(Problem details)
Go through the entries below and write each one out exactly.

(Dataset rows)
>>
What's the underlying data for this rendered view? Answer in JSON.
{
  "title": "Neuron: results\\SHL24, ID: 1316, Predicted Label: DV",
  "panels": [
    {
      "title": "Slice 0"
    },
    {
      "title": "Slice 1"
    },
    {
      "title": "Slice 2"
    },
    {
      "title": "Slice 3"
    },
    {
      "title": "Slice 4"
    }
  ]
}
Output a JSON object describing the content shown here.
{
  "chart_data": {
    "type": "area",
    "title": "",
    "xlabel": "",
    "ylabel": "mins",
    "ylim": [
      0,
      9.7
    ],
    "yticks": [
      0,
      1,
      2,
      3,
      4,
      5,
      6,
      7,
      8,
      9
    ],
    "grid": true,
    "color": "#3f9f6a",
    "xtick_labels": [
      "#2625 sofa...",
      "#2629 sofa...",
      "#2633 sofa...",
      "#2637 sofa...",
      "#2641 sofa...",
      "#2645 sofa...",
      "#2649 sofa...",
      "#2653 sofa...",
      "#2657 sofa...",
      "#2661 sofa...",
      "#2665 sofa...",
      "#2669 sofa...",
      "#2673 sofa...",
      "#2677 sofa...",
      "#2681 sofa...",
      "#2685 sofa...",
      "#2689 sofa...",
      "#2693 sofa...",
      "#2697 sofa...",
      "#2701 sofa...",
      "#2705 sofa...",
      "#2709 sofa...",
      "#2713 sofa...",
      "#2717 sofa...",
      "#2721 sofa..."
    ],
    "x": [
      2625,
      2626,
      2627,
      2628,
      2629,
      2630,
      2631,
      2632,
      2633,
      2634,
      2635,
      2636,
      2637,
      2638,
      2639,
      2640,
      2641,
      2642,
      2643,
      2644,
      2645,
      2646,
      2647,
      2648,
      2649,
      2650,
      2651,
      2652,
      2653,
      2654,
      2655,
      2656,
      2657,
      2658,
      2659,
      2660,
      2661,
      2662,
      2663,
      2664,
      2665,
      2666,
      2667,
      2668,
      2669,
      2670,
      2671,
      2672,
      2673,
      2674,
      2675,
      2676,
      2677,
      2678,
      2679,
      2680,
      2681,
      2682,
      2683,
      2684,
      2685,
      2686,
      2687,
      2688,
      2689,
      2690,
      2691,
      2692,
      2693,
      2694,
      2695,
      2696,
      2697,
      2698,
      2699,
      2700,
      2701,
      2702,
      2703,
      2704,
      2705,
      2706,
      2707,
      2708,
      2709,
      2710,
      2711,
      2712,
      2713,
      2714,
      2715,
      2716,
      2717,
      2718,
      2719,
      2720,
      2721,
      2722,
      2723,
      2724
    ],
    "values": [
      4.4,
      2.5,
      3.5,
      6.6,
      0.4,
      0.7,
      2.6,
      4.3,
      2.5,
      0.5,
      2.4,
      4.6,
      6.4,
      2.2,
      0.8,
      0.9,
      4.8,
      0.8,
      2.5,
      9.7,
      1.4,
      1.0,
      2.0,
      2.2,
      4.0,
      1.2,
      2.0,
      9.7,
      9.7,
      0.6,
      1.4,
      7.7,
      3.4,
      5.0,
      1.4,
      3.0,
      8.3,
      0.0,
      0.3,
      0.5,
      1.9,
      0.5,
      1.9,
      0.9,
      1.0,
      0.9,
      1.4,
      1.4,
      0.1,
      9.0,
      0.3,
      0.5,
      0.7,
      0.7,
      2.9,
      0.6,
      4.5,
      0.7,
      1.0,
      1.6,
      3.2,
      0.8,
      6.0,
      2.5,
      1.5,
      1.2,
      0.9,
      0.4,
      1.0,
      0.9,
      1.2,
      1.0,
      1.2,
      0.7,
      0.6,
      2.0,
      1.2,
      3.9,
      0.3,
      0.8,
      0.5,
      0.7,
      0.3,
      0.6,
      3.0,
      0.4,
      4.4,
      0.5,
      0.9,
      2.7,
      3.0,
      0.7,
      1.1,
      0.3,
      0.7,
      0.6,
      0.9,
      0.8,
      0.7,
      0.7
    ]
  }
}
<<
(Finished task)
What's the underlying data for this rendered view? Answer in JSON.
{
  "title": "Neuron: results\\SHL24, ID: 1316, Predicted Label: DV",
  "panels": [
    {
      "title": "Slice 0"
    },
    {
      "title": "Slice 1"
    },
    {
      "title": "Slice 2"
    },
    {
      "title": "Slice 3"
    },
    {
      "title": "Slice 4"
    }
  ]
}
Output a JSON object describing the content shown here.
{
  "chart_data": {
    "type": "area",
    "title": "",
    "xlabel": "",
    "ylabel": "mins",
    "ylim": [
      0,
      9.7
    ],
    "yticks": [
      0,
      1,
      2,
      3,
      4,
      5,
      6,
      7,
      8,
      9
    ],
    "grid": true,
    "color": "#3f9f6a",
    "xtick_labels": [
      "#2625 sofa...",
      "#2629 sofa...",
      "#2633 sofa...",
      "#2637 sofa...",
      "#2641 sofa...",
      "#2645 sofa...",
      "#2649 sofa...",
      "#2653 sofa...",
      "#2657 sofa...",
      "#2661 sofa...",
      "#2665 sofa...",
      "#2669 sofa...",
      "#2673 sofa...",
      "#2677 sofa...",
      "#2681 sofa...",
      "#2685 sofa...",
      "#2689 sofa...",
      "#2693 sofa...",
      "#2697 sofa...",
      "#2701 sofa...",
      "#2705 sofa...",
      "#2709 sofa...",
      "#2713 sofa...",
      "#2717 sofa...",
      "#2721 sofa..."
    ],
    "x": [
      2625,
      2626,
      2627,
      2628,
      2629,
      2630,
      2631,
      2632,
      2633,
      2634,
      2635,
      2636,
      2637,
      2638,
      2639,
      2640,
      2641,
      2642,
      2643,
      2644,
      2645,
      2646,
      2647,
      2648,
      2649,
      2650,
      2651,
      2652,
      2653,
      2654,
      2655,
      2656,
      2657,
      2658,
      2659,
      2660,
      2661,
      2662,
      2663,
      2664,
      2665,
      2666,
      2667,
      2668,
      2669,
      2670,
      2671,
      2672,
      2673,
      2674,
      2675,
      2676,
      2677,
      2678,
      2679,
      2680,
      2681,
      2682,
      2683,
      2684,
      2685,
      2686,
      2687,
      2688,
      2689,
      2690,
      2691,
      2692,
      2693,
      2694,
      2695,
      2696,
      2697,
      2698,
      2699,
      2700,
      2701,
      2702,
      2703,
      2704,
      2705,
      2706,
      2707,
      2708,
      2709,
      2710,
      2711,
      2712,
      2713,
      2714,
      2715,
      2716,
      2717,
      2718,
      2719,
      2720,
      2721,
      2722,
      2723,
      2724
    ],
    "values": [
      4.4,
      2.5,
      3.5,
      6.6,
      0.4,
      0.7,
      2.6,
      4.3,
      2.5,
      0.5,
      2.4,
      4.6,
      6.4,
      2.2,
      0.8,
      0.9,
      4.8,
      0.8,
      2.5,
      9.7,
      1.4,
      1.0,
      2.0,
      2.2,
      4.0,
      1.2,
      2.0,
      9.7,
      9.7,
      0.6,
      1.4,
      7.7,
      3.4,
      5.0,
      1.4,
      3.0,
      8.3,
      0.0,
      0.3,
      0.5,
      1.9,
      0.5,
      1.9,
      0.9,
      1.0,
      0.9,
      1.4,
      1.4,
      0.1,
      9.0,
      0.3,
      0.5,
      0.7,
      0.7,
      2.9,
      0.6,
      4.5,
      0.7,
      1.0,
      1.6,
      3.2,
      0.8,
      6.0,
      2.5,
      1.5,
      1.2,
      0.9,
      0.4,
      1.0,
      0.9,
      1.2,
      1.0,
      1.2,
      0.7,
      0.6,
      2.0,
      1.2,
      3.9,
      0.3,
      0.8,
      0.5,
      0.7,
      0.3,
      0.6,
      3.0,
      0.4,
      4.4,
      0.5,
      0.9,
      2.7,
      3.0,
      0.7,
      1.1,
      0.3,
      0.7,
      0.6,
      0.9,
      0.8,
      0.7,
      0.7
    ]
  }
}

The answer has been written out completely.